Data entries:
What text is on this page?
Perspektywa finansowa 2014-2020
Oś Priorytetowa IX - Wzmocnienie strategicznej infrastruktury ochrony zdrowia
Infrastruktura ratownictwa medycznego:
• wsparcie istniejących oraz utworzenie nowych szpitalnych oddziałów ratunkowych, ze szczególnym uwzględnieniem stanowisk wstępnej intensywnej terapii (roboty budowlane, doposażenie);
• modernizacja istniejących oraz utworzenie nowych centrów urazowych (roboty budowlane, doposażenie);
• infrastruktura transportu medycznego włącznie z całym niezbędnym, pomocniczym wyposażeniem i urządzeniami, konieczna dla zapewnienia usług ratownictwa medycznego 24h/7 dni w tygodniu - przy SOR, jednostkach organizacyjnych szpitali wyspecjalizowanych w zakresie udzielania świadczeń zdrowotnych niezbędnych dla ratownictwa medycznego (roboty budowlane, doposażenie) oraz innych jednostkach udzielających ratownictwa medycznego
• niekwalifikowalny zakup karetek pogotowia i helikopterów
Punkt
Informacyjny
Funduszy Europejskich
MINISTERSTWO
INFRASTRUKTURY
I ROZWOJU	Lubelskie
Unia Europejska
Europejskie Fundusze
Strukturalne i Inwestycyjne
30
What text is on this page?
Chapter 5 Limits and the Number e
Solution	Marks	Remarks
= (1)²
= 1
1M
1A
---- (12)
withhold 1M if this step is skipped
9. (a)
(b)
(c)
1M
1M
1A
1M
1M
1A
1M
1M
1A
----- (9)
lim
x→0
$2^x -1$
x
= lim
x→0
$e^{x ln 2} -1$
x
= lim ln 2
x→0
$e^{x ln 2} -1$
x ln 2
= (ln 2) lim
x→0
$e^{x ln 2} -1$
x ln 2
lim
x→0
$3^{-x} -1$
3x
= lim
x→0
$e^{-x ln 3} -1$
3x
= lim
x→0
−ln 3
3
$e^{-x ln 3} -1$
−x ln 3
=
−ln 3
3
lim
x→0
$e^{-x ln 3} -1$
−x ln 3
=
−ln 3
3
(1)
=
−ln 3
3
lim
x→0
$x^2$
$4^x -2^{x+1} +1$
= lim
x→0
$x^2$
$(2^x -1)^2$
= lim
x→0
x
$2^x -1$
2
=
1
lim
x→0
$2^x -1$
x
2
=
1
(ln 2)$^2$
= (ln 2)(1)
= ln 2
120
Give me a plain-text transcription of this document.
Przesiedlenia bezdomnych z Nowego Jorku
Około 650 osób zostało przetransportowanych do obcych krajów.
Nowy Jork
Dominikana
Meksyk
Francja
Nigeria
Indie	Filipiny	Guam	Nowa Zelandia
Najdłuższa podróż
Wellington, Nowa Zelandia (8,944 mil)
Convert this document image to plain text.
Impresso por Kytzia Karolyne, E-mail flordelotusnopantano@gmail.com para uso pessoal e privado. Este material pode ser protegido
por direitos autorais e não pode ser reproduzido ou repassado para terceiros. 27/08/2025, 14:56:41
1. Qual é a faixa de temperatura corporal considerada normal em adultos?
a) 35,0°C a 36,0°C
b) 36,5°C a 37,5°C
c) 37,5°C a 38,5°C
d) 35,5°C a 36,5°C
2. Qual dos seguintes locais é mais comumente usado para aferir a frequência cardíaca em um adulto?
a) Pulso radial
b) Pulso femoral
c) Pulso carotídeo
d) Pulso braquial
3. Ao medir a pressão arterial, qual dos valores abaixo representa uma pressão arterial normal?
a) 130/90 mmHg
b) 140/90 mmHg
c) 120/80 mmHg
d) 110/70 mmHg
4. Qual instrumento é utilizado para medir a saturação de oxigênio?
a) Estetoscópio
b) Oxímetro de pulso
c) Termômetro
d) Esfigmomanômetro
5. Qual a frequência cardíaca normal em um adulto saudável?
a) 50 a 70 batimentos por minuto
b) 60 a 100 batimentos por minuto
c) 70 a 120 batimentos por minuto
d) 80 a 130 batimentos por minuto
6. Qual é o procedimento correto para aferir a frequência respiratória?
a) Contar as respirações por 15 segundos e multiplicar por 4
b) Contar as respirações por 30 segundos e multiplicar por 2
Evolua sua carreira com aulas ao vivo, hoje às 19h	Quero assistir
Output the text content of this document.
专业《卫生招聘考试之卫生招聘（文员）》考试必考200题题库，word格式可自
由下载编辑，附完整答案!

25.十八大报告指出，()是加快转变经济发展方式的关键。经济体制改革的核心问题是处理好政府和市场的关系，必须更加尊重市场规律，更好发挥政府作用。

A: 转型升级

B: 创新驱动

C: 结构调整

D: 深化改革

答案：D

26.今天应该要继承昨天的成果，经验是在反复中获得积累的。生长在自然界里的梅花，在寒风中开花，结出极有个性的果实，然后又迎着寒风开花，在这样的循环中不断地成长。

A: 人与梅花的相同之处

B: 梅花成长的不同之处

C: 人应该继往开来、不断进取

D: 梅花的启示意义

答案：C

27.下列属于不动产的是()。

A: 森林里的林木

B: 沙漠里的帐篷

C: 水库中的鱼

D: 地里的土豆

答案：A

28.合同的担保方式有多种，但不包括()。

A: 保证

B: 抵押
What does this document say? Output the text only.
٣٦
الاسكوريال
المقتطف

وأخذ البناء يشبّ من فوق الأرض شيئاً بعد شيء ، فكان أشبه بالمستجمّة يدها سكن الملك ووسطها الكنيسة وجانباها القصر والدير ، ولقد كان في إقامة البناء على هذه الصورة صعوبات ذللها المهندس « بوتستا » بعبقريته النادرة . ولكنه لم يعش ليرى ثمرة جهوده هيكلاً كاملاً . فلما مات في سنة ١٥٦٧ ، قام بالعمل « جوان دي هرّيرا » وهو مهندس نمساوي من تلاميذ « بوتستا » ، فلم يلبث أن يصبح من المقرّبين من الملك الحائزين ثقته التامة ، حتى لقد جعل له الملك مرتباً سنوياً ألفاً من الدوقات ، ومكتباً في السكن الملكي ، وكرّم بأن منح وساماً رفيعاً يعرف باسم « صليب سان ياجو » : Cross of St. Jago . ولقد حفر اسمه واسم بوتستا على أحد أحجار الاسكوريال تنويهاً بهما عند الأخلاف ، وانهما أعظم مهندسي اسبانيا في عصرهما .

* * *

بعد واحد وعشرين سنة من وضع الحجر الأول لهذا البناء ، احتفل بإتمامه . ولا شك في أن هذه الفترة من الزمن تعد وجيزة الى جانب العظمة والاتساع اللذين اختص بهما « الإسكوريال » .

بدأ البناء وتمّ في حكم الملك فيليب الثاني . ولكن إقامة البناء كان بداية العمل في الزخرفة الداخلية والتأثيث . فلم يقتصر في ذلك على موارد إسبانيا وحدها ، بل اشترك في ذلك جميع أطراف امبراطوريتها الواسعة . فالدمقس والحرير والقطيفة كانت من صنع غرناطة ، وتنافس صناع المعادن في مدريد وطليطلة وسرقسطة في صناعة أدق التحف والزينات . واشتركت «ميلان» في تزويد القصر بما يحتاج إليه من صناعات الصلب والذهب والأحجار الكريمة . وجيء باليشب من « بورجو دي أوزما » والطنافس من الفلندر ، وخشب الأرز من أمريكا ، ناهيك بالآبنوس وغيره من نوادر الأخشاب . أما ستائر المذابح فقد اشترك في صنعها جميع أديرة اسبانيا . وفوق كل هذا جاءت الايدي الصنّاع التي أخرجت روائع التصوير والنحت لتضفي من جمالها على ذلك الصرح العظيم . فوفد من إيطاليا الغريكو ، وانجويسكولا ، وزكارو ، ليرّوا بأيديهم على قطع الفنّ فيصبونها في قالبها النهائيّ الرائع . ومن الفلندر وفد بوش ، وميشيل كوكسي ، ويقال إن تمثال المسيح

**Task description**. Return every line in the listing that contains the word "Output".

**Task response**.
Output the text content of this document.
What does this document say? Output the text only.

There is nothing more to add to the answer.